>> Start

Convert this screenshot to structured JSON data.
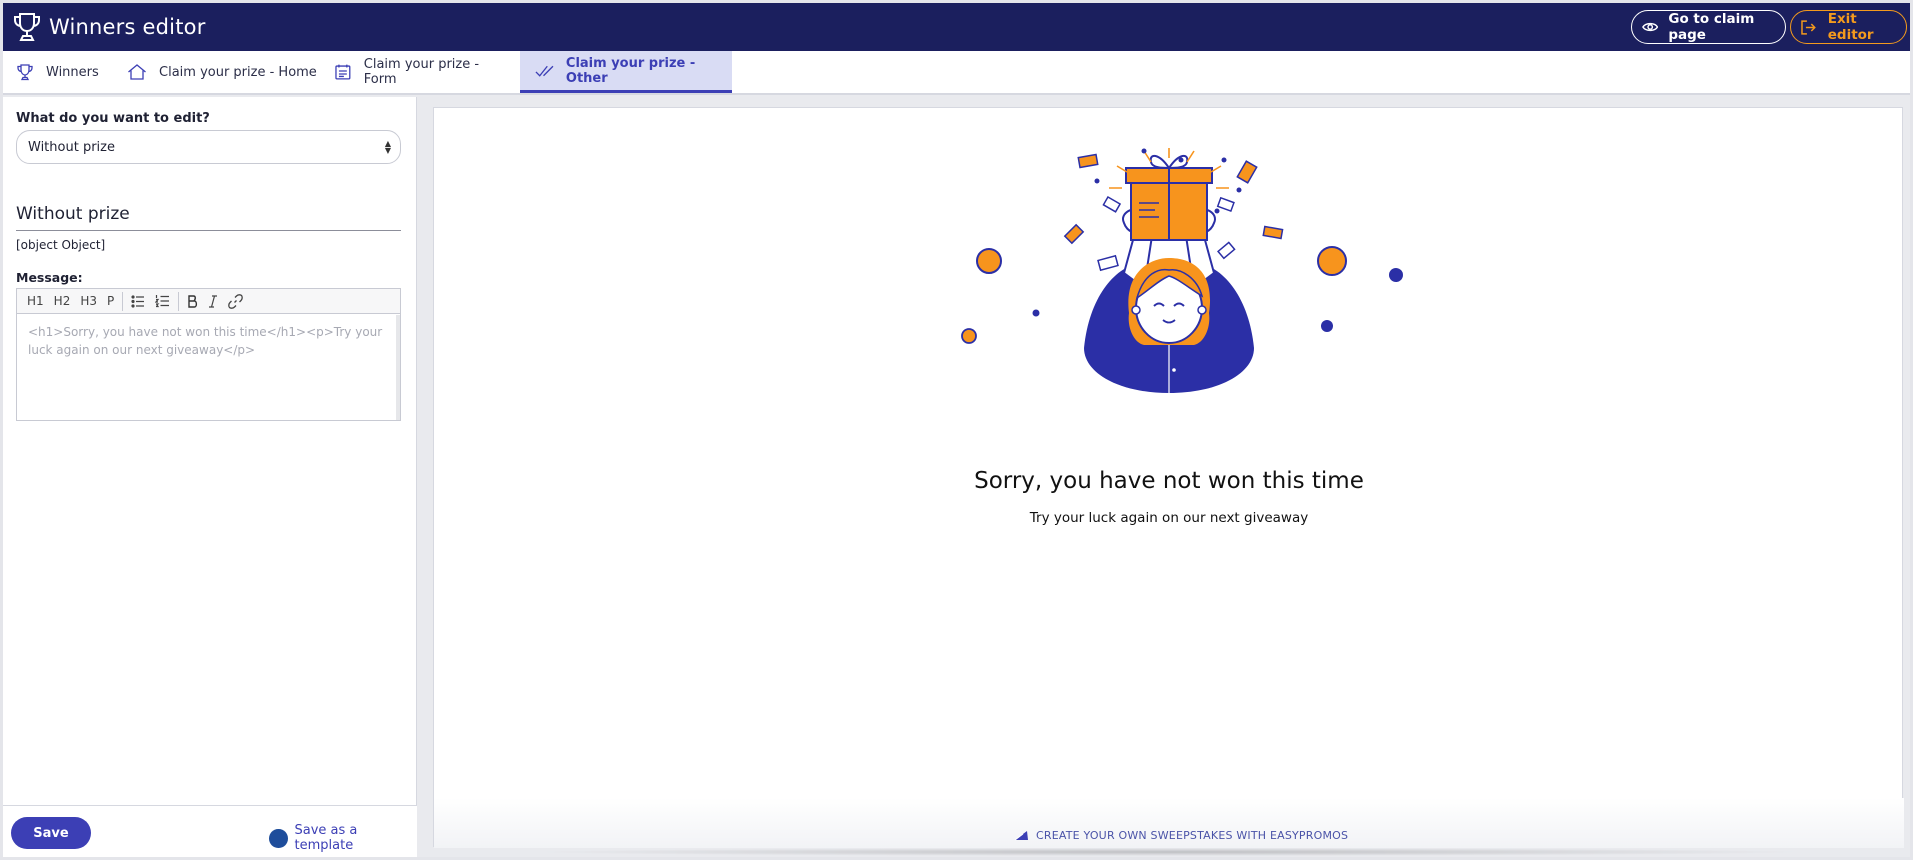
{
  "header": {
    "title": "Winners editor",
    "go_to_claim_label": "Go to claim page",
    "exit_label": "Exit editor",
    "bg_color": "#1b1f5e",
    "exit_color": "#f39a1d"
  },
  "tabs": [
    {
      "label": "Winners",
      "icon": "trophy-icon"
    },
    {
      "label": "Claim your prize - Home",
      "icon": "home-icon"
    },
    {
      "label": "Claim your prize - Form",
      "icon": "form-icon"
    },
    {
      "label": "Claim your prize - Other",
      "icon": "check-icon",
      "active": true
    }
  ],
  "left_panel": {
    "edit_label": "What do you want to edit?",
    "select_value": "Without prize",
    "section_title": "Without prize",
    "object_text": "[object Object]",
    "message_label": "Message:",
    "toolbar": [
      "H1",
      "H2",
      "H3",
      "P"
    ],
    "message_placeholder": "<h1>Sorry, you have not won this time</h1><p>Try your luck again on our next giveaway</p>",
    "save_label": "Save",
    "save_template_label": "Save as a template"
  },
  "preview": {
    "title": "Sorry, you have not won this time",
    "subtitle": "Try your luck again on our next giveaway",
    "footer_link": "CREATE YOUR OWN SWEEPSTAKES WITH EASYPROMOS",
    "accent_orange": "#f7941d",
    "accent_blue": "#2b2fa6"
  }
}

>> End

● **What to produce**: Copy out each record shown above without alteration, skipping any picture.

● **Output of the task**:
Convert this screenshot to structured JSON data.
{
  "header": {
    "title": "Winners editor",
    "go_to_claim_label": "Go to claim page",
    "exit_label": "Exit editor",
    "bg_color": "#1b1f5e",
    "exit_color": "#f39a1d"
  },
  "tabs": [
    {
      "label": "Winners",
      "icon": "trophy-icon"
    },
    {
      "label": "Claim your prize - Home",
      "icon": "home-icon"
    },
    {
      "label": "Claim your prize - Form",
      "icon": "form-icon"
    },
    {
      "label": "Claim your prize - Other",
      "icon": "check-icon",
      "active": true
    }
  ],
  "left_panel": {
    "edit_label": "What do you want to edit?",
    "select_value": "Without prize",
    "section_title": "Without prize",
    "object_text": "[object Object]",
    "message_label": "Message:",
    "toolbar": [
      "H1",
      "H2",
      "H3",
      "P"
    ],
    "message_placeholder": "<h1>Sorry, you have not won this time</h1><p>Try your luck again on our next giveaway</p>",
    "save_label": "Save",
    "save_template_label": "Save as a template"
  },
  "preview": {
    "title": "Sorry, you have not won this time",
    "subtitle": "Try your luck again on our next giveaway",
    "footer_link": "CREATE YOUR OWN SWEEPSTAKES WITH EASYPROMOS",
    "accent_orange": "#f7941d",
    "accent_blue": "#2b2fa6"
  }
}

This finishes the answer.